## Material provided
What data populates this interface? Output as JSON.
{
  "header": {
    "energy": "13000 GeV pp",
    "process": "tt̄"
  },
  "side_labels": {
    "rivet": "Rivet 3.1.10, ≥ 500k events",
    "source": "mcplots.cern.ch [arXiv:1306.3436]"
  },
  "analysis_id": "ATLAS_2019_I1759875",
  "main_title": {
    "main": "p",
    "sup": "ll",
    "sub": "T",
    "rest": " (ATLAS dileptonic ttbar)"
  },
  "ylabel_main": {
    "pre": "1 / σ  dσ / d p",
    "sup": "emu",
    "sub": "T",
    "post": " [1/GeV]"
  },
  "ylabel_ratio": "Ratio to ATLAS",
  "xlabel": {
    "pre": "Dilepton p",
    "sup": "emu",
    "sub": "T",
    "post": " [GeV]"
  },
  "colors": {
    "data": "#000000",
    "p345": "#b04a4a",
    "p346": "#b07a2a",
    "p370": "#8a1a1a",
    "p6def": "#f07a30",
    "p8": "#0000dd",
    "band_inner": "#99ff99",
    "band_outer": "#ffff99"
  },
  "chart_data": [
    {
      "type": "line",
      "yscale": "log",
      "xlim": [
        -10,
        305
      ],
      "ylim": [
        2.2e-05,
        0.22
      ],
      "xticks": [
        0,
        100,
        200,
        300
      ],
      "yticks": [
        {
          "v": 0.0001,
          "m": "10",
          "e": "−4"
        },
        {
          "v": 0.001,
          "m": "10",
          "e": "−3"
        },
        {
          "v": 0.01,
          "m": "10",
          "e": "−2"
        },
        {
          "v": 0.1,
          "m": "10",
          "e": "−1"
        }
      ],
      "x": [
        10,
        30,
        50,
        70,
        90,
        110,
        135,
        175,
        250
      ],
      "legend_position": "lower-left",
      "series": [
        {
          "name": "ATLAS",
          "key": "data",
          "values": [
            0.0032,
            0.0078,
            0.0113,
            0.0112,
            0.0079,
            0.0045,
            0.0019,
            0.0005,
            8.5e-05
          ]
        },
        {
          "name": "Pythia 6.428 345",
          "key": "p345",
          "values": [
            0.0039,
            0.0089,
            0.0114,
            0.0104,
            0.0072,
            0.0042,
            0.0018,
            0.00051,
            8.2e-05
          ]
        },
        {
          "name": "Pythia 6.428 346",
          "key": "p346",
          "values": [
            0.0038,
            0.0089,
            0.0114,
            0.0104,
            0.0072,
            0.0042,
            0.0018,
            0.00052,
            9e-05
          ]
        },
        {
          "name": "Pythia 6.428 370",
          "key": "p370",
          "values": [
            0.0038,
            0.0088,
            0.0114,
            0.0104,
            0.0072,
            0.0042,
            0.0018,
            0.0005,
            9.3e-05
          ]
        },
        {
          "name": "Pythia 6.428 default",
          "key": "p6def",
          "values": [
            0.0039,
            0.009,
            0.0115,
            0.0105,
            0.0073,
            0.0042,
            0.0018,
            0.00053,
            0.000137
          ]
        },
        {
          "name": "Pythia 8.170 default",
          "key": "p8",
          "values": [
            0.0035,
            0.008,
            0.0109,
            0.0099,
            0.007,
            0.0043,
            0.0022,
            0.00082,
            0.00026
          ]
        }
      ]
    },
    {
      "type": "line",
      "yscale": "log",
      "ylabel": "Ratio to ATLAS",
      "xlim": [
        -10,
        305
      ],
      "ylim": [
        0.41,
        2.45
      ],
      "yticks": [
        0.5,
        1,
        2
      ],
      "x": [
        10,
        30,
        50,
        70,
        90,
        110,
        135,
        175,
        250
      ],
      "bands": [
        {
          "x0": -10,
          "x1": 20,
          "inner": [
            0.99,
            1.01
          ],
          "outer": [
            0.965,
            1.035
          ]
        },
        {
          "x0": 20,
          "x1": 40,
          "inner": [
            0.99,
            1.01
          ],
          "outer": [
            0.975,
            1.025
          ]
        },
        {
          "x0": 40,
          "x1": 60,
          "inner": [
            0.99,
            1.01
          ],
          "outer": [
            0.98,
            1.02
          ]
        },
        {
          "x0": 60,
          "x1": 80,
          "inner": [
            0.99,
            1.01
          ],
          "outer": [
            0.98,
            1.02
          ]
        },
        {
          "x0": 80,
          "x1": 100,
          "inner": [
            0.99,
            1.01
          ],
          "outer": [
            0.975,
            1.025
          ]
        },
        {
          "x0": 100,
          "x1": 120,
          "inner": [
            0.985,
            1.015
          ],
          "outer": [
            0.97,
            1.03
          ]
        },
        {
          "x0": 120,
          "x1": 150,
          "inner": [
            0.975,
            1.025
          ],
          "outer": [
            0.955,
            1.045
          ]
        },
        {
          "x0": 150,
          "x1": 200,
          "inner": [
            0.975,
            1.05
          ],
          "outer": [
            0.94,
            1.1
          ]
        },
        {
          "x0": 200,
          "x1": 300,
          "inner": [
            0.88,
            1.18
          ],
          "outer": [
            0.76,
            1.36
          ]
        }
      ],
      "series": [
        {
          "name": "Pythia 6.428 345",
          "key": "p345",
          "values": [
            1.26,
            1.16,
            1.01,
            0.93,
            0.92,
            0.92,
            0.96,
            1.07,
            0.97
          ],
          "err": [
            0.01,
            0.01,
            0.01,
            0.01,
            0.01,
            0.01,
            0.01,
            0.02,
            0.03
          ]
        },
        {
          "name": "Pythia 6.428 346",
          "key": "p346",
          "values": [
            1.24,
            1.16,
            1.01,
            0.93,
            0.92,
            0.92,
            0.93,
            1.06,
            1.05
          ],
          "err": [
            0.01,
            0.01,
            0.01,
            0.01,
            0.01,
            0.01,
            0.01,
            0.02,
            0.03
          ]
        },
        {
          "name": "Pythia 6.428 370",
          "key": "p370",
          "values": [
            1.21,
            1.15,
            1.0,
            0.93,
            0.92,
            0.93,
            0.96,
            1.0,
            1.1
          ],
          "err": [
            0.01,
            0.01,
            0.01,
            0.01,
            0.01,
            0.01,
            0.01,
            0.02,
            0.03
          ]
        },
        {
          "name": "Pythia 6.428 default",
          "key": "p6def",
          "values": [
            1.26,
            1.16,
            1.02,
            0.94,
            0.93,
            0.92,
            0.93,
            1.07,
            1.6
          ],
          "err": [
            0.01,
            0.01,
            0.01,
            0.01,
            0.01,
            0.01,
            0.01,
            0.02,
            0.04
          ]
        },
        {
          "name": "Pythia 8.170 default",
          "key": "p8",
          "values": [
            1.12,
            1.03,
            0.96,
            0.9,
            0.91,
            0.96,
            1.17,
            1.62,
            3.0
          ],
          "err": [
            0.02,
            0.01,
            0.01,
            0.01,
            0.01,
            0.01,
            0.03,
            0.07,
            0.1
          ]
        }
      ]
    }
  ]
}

## The problem
Transcribe every entry exactly, omitting nothing.

## The response
What data populates this interface? Output as JSON.
{
  "header": {
    "energy": "13000 GeV pp",
    "process": "tt̄"
  },
  "side_labels": {
    "rivet": "Rivet 3.1.10, ≥ 500k events",
    "source": "mcplots.cern.ch [arXiv:1306.3436]"
  },
  "analysis_id": "ATLAS_2019_I1759875",
  "main_title": {
    "main": "p",
    "sup": "ll",
    "sub": "T",
    "rest": " (ATLAS dileptonic ttbar)"
  },
  "ylabel_main": {
    "pre": "1 / σ  dσ / d p",
    "sup": "emu",
    "sub": "T",
    "post": " [1/GeV]"
  },
  "ylabel_ratio": "Ratio to ATLAS",
  "xlabel": {
    "pre": "Dilepton p",
    "sup": "emu",
    "sub": "T",
    "post": " [GeV]"
  },
  "colors": {
    "data": "#000000",
    "p345": "#b04a4a",
    "p346": "#b07a2a",
    "p370": "#8a1a1a",
    "p6def": "#f07a30",
    "p8": "#0000dd",
    "band_inner": "#99ff99",
    "band_outer": "#ffff99"
  },
  "chart_data": [
    {
      "type": "line",
      "yscale": "log",
      "xlim": [
        -10,
        305
      ],
      "ylim": [
        2.2e-05,
        0.22
      ],
      "xticks": [
        0,
        100,
        200,
        300
      ],
      "yticks": [
        {
          "v": 0.0001,
          "m": "10",
          "e": "−4"
        },
        {
          "v": 0.001,
          "m": "10",
          "e": "−3"
        },
        {
          "v": 0.01,
          "m": "10",
          "e": "−2"
        },
        {
          "v": 0.1,
          "m": "10",
          "e": "−1"
        }
      ],
      "x": [
        10,
        30,
        50,
        70,
        90,
        110,
        135,
        175,
        250
      ],
      "legend_position": "lower-left",
      "series": [
        {
          "name": "ATLAS",
          "key": "data",
          "values": [
            0.0032,
            0.0078,
            0.0113,
            0.0112,
            0.0079,
            0.0045,
            0.0019,
            0.0005,
            8.5e-05
          ]
        },
        {
          "name": "Pythia 6.428 345",
          "key": "p345",
          "values": [
            0.0039,
            0.0089,
            0.0114,
            0.0104,
            0.0072,
            0.0042,
            0.0018,
            0.00051,
            8.2e-05
          ]
        },
        {
          "name": "Pythia 6.428 346",
          "key": "p346",
          "values": [
            0.0038,
            0.0089,
            0.0114,
            0.0104,
            0.0072,
            0.0042,
            0.0018,
            0.00052,
            9e-05
          ]
        },
        {
          "name": "Pythia 6.428 370",
          "key": "p370",
          "values": [
            0.0038,
            0.0088,
            0.0114,
            0.0104,
            0.0072,
            0.0042,
            0.0018,
            0.0005,
            9.3e-05
          ]
        },
        {
          "name": "Pythia 6.428 default",
          "key": "p6def",
          "values": [
            0.0039,
            0.009,
            0.0115,
            0.0105,
            0.0073,
            0.0042,
            0.0018,
            0.00053,
            0.000137
          ]
        },
        {
          "name": "Pythia 8.170 default",
          "key": "p8",
          "values": [
            0.0035,
            0.008,
            0.0109,
            0.0099,
            0.007,
            0.0043,
            0.0022,
            0.00082,
            0.00026
          ]
        }
      ]
    },
    {
      "type": "line",
      "yscale": "log",
      "ylabel": "Ratio to ATLAS",
      "xlim": [
        -10,
        305
      ],
      "ylim": [
        0.41,
        2.45
      ],
      "yticks": [
        0.5,
        1,
        2
      ],
      "x": [
        10,
        30,
        50,
        70,
        90,
        110,
        135,
        175,
        250
      ],
      "bands": [
        {
          "x0": -10,
          "x1": 20,
          "inner": [
            0.99,
            1.01
          ],
          "outer": [
            0.965,
            1.035
          ]
        },
        {
          "x0": 20,
          "x1": 40,
          "inner": [
            0.99,
            1.01
          ],
          "outer": [
            0.975,
            1.025
          ]
        },
        {
          "x0": 40,
          "x1": 60,
          "inner": [
            0.99,
            1.01
          ],
          "outer": [
            0.98,
            1.02
          ]
        },
        {
          "x0": 60,
          "x1": 80,
          "inner": [
            0.99,
            1.01
          ],
          "outer": [
            0.98,
            1.02
          ]
        },
        {
          "x0": 80,
          "x1": 100,
          "inner": [
            0.99,
            1.01
          ],
          "outer": [
            0.975,
            1.025
          ]
        },
        {
          "x0": 100,
          "x1": 120,
          "inner": [
            0.985,
            1.015
          ],
          "outer": [
            0.97,
            1.03
          ]
        },
        {
          "x0": 120,
          "x1": 150,
          "inner": [
            0.975,
            1.025
          ],
          "outer": [
            0.955,
            1.045
          ]
        },
        {
          "x0": 150,
          "x1": 200,
          "inner": [
            0.975,
            1.05
          ],
          "outer": [
            0.94,
            1.1
          ]
        },
        {
          "x0": 200,
          "x1": 300,
          "inner": [
            0.88,
            1.18
          ],
          "outer": [
            0.76,
            1.36
          ]
        }
      ],
      "series": [
        {
          "name": "Pythia 6.428 345",
          "key": "p345",
          "values": [
            1.26,
            1.16,
            1.01,
            0.93,
            0.92,
            0.92,
            0.96,
            1.07,
            0.97
          ],
          "err": [
            0.01,
            0.01,
            0.01,
            0.01,
            0.01,
            0.01,
            0.01,
            0.02,
            0.03
          ]
        },
        {
          "name": "Pythia 6.428 346",
          "key": "p346",
          "values": [
            1.24,
            1.16,
            1.01,
            0.93,
            0.92,
            0.92,
            0.93,
            1.06,
            1.05
          ],
          "err": [
            0.01,
            0.01,
            0.01,
            0.01,
            0.01,
            0.01,
            0.01,
            0.02,
            0.03
          ]
        },
        {
          "name": "Pythia 6.428 370",
          "key": "p370",
          "values": [
            1.21,
            1.15,
            1.0,
            0.93,
            0.92,
            0.93,
            0.96,
            1.0,
            1.1
          ],
          "err": [
            0.01,
            0.01,
            0.01,
            0.01,
            0.01,
            0.01,
            0.01,
            0.02,
            0.03
          ]
        },
        {
          "name": "Pythia 6.428 default",
          "key": "p6def",
          "values": [
            1.26,
            1.16,
            1.02,
            0.94,
            0.93,
            0.92,
            0.93,
            1.07,
            1.6
          ],
          "err": [
            0.01,
            0.01,
            0.01,
            0.01,
            0.01,
            0.01,
            0.01,
            0.02,
            0.04
          ]
        },
        {
          "name": "Pythia 8.170 default",
          "key": "p8",
          "values": [
            1.12,
            1.03,
            0.96,
            0.9,
            0.91,
            0.96,
            1.17,
            1.62,
            3.0
          ],
          "err": [
            0.02,
            0.01,
            0.01,
            0.01,
            0.01,
            0.01,
            0.03,
            0.07,
            0.1
          ]
        }
      ]
    }
  ]
}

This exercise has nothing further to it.